_DATA ROWS_
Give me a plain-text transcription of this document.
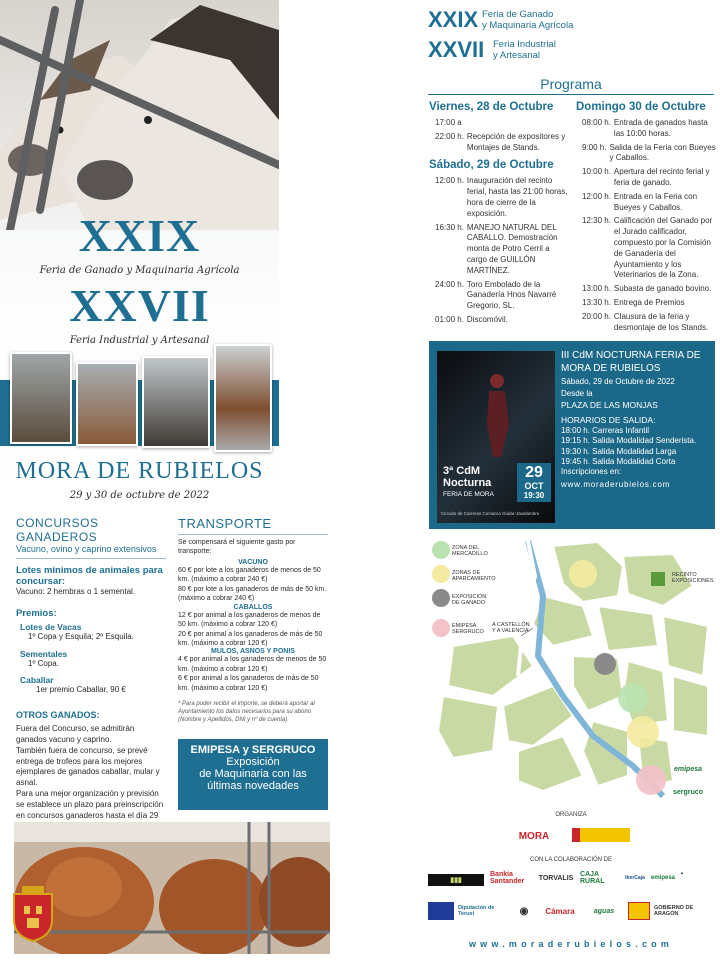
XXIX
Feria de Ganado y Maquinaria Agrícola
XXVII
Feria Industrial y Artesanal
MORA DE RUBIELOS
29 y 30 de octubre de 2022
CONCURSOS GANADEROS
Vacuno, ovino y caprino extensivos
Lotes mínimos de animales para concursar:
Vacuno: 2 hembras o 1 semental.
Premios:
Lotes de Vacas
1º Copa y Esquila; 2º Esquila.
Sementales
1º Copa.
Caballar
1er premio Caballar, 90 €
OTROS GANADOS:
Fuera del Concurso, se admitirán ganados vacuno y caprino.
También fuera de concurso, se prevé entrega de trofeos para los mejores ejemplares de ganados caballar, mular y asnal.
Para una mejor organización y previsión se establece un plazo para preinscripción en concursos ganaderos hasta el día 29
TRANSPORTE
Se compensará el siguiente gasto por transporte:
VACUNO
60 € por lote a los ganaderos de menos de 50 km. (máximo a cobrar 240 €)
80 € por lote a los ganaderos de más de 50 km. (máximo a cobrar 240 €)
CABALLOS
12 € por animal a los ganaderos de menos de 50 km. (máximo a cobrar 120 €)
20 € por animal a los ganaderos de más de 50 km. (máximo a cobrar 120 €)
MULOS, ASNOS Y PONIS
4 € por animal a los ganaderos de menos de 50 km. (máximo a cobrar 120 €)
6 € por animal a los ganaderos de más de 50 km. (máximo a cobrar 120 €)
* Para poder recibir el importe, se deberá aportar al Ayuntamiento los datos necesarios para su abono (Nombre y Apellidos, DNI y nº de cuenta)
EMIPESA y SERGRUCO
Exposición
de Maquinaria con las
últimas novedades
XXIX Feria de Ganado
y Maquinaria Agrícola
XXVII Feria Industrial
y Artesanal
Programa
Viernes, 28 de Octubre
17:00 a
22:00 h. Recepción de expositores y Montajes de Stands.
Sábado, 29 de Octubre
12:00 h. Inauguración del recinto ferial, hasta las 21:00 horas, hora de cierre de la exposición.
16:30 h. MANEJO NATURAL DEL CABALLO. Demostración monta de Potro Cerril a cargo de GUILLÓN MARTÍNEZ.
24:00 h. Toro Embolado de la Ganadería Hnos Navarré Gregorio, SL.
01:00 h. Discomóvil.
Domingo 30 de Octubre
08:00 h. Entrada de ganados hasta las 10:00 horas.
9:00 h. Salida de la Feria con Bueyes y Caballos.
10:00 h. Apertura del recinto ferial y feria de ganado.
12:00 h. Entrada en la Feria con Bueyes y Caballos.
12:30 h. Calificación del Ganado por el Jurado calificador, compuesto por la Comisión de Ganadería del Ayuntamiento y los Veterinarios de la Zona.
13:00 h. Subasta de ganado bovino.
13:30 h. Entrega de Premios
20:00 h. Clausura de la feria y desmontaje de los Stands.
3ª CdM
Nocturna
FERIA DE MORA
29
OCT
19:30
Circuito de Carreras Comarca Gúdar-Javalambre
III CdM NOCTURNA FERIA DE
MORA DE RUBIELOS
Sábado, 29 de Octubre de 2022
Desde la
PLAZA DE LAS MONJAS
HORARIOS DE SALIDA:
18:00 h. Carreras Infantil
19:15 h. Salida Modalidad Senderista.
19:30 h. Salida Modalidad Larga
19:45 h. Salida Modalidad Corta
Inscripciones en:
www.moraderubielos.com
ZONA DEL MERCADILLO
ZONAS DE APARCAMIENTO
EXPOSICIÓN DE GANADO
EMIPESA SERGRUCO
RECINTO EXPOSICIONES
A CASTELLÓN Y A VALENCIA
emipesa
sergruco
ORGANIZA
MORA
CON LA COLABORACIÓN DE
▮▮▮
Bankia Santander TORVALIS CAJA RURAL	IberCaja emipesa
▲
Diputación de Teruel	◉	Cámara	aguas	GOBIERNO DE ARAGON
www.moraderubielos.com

_TO BE DONE_
Copy out the lines in which the string "Ayuntamiento" appears.

_PROBLEM SOLUTION_
* Para poder recibir el importe, se deberá aportar al Ayuntamiento los datos necesarios para su abono (Nombre y Apellidos, DNI y nº de cuenta)
12:30 h. Calificación del Ganado por el Jurado calificador, compuesto por la Comisión de Ganadería del Ayuntamiento y los Veterinarios de la Zona.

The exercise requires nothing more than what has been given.